## GOAL
Reproduce every line of the data below, keeping each character unchanged.

## STORED DATA
......

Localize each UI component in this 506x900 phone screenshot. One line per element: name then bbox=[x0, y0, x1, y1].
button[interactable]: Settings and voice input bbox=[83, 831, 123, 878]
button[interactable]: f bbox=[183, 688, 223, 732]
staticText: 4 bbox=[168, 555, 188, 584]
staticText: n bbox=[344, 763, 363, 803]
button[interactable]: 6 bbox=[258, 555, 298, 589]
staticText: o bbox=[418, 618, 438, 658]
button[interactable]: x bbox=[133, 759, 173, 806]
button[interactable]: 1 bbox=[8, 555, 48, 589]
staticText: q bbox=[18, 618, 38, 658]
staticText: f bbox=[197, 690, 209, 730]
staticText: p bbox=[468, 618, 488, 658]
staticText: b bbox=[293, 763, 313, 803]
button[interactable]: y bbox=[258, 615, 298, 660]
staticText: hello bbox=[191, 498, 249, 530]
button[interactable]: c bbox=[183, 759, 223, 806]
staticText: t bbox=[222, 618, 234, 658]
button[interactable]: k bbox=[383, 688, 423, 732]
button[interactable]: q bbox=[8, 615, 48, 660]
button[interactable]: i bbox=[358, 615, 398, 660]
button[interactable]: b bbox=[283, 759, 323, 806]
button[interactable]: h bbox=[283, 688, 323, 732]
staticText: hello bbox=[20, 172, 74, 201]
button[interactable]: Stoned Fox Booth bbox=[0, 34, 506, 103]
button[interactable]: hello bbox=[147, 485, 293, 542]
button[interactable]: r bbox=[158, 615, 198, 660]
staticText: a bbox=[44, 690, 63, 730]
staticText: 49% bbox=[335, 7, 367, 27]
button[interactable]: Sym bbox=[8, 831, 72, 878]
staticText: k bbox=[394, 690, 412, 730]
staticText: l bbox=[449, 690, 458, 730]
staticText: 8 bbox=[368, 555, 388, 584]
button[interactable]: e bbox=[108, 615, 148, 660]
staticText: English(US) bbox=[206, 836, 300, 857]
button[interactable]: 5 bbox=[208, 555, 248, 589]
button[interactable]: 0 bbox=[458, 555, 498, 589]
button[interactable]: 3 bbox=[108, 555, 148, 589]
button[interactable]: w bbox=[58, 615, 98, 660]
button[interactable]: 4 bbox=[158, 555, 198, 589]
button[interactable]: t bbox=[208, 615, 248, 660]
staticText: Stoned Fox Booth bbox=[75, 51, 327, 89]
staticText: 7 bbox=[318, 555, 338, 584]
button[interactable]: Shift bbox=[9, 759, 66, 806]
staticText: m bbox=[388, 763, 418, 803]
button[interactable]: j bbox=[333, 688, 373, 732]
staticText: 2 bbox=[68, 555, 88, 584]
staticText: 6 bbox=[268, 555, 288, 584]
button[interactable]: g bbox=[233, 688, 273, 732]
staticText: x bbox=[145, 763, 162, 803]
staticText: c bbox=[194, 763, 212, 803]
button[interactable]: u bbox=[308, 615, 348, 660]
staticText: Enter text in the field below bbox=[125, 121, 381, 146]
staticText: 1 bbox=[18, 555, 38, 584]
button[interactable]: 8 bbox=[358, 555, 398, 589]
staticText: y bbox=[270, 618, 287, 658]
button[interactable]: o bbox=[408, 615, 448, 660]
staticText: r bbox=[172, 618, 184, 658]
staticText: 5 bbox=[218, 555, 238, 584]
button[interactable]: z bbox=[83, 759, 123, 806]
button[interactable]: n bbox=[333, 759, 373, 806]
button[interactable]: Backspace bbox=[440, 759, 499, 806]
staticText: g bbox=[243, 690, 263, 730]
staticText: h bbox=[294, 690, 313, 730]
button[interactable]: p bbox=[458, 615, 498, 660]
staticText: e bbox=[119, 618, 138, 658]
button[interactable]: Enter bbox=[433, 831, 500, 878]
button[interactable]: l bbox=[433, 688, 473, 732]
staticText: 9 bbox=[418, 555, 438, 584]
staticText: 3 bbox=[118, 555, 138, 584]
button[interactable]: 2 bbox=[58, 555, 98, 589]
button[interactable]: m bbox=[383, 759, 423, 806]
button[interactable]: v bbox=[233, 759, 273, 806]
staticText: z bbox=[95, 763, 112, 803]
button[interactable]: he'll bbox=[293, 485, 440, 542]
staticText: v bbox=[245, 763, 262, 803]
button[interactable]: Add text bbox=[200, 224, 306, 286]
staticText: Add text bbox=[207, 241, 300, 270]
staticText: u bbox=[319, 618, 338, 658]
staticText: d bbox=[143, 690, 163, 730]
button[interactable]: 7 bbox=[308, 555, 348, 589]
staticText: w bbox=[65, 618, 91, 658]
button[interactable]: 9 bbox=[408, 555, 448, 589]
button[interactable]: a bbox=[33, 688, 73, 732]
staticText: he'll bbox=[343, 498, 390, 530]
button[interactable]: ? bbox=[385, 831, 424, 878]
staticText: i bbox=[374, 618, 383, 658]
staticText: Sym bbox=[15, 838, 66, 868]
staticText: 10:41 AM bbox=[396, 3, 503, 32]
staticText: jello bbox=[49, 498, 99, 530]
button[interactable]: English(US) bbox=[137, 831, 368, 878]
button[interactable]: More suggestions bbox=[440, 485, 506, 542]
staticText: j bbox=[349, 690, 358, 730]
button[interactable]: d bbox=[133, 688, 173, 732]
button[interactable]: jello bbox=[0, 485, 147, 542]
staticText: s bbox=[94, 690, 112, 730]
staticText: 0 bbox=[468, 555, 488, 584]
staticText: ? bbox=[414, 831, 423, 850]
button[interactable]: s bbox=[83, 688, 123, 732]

......

## SOLUTION
Localize each UI component in this 506x900 phone screenshot. One line per element: name then bbox=[x0, y0, x1, y1].
button[interactable]: Settings and voice input bbox=[83, 831, 123, 878]
button[interactable]: f bbox=[183, 688, 223, 732]
staticText: 4 bbox=[168, 555, 188, 584]
staticText: n bbox=[344, 763, 363, 803]
button[interactable]: 6 bbox=[258, 555, 298, 589]
staticText: o bbox=[418, 618, 438, 658]
button[interactable]: x bbox=[133, 759, 173, 806]
button[interactable]: 1 bbox=[8, 555, 48, 589]
staticText: q bbox=[18, 618, 38, 658]
staticText: f bbox=[197, 690, 209, 730]
staticText: p bbox=[468, 618, 488, 658]
staticText: b bbox=[293, 763, 313, 803]
button[interactable]: y bbox=[258, 615, 298, 660]
staticText: hello bbox=[191, 498, 249, 530]
button[interactable]: c bbox=[183, 759, 223, 806]
staticText: t bbox=[222, 618, 234, 658]
button[interactable]: k bbox=[383, 688, 423, 732]
button[interactable]: q bbox=[8, 615, 48, 660]
button[interactable]: i bbox=[358, 615, 398, 660]
button[interactable]: b bbox=[283, 759, 323, 806]
button[interactable]: h bbox=[283, 688, 323, 732]
staticText: hello bbox=[20, 172, 74, 201]
button[interactable]: Stoned Fox Booth bbox=[0, 34, 506, 103]
button[interactable]: hello bbox=[147, 485, 293, 542]
button[interactable]: r bbox=[158, 615, 198, 660]
staticText: a bbox=[44, 690, 63, 730]
staticText: 49% bbox=[335, 7, 367, 27]
button[interactable]: Sym bbox=[8, 831, 72, 878]
staticText: k bbox=[394, 690, 412, 730]
staticText: l bbox=[449, 690, 458, 730]
staticText: 8 bbox=[368, 555, 388, 584]
button[interactable]: e bbox=[108, 615, 148, 660]
staticText: English(US) bbox=[206, 836, 300, 857]
button[interactable]: 5 bbox=[208, 555, 248, 589]
button[interactable]: 0 bbox=[458, 555, 498, 589]
button[interactable]: 3 bbox=[108, 555, 148, 589]
button[interactable]: w bbox=[58, 615, 98, 660]
button[interactable]: 4 bbox=[158, 555, 198, 589]
button[interactable]: t bbox=[208, 615, 248, 660]
staticText: Stoned Fox Booth bbox=[75, 51, 327, 89]
staticText: 7 bbox=[318, 555, 338, 584]
button[interactable]: Shift bbox=[9, 759, 66, 806]
staticText: m bbox=[388, 763, 418, 803]
button[interactable]: j bbox=[333, 688, 373, 732]
staticText: 2 bbox=[68, 555, 88, 584]
staticText: 6 bbox=[268, 555, 288, 584]
button[interactable]: g bbox=[233, 688, 273, 732]
staticText: x bbox=[145, 763, 162, 803]
staticText: c bbox=[194, 763, 212, 803]
button[interactable]: u bbox=[308, 615, 348, 660]
staticText: Enter text in the field below bbox=[125, 121, 381, 146]
staticText: 1 bbox=[18, 555, 38, 584]
button[interactable]: 8 bbox=[358, 555, 398, 589]
staticText: y bbox=[270, 618, 287, 658]
button[interactable]: o bbox=[408, 615, 448, 660]
staticText: r bbox=[172, 618, 184, 658]
staticText: 5 bbox=[218, 555, 238, 584]
button[interactable]: z bbox=[83, 759, 123, 806]
button[interactable]: n bbox=[333, 759, 373, 806]
button[interactable]: Backspace bbox=[440, 759, 499, 806]
staticText: g bbox=[243, 690, 263, 730]
staticText: h bbox=[294, 690, 313, 730]
button[interactable]: p bbox=[458, 615, 498, 660]
staticText: e bbox=[119, 618, 138, 658]
button[interactable]: Enter bbox=[433, 831, 500, 878]
button[interactable]: l bbox=[433, 688, 473, 732]
staticText: 9 bbox=[418, 555, 438, 584]
staticText: 3 bbox=[118, 555, 138, 584]
button[interactable]: 2 bbox=[58, 555, 98, 589]
button[interactable]: m bbox=[383, 759, 423, 806]
button[interactable]: v bbox=[233, 759, 273, 806]
staticText: z bbox=[95, 763, 112, 803]
button[interactable]: he'll bbox=[293, 485, 440, 542]
staticText: v bbox=[245, 763, 262, 803]
button[interactable]: Add text bbox=[200, 224, 306, 286]
staticText: Add text bbox=[207, 241, 300, 270]
staticText: u bbox=[319, 618, 338, 658]
staticText: d bbox=[143, 690, 163, 730]
button[interactable]: 7 bbox=[308, 555, 348, 589]
staticText: w bbox=[65, 618, 91, 658]
button[interactable]: 9 bbox=[408, 555, 448, 589]
button[interactable]: a bbox=[33, 688, 73, 732]
staticText: he'll bbox=[343, 498, 390, 530]
button[interactable]: ? bbox=[385, 831, 424, 878]
staticText: i bbox=[374, 618, 383, 658]
staticText: Sym bbox=[15, 838, 66, 868]
staticText: 10:41 AM bbox=[396, 3, 503, 32]
staticText: jello bbox=[49, 498, 99, 530]
button[interactable]: English(US) bbox=[137, 831, 368, 878]
button[interactable]: More suggestions bbox=[440, 485, 506, 542]
staticText: j bbox=[349, 690, 358, 730]
button[interactable]: d bbox=[133, 688, 173, 732]
button[interactable]: jello bbox=[0, 485, 147, 542]
staticText: s bbox=[94, 690, 112, 730]
staticText: 0 bbox=[468, 555, 488, 584]
staticText: ? bbox=[414, 831, 423, 850]
button[interactable]: s bbox=[83, 688, 123, 732]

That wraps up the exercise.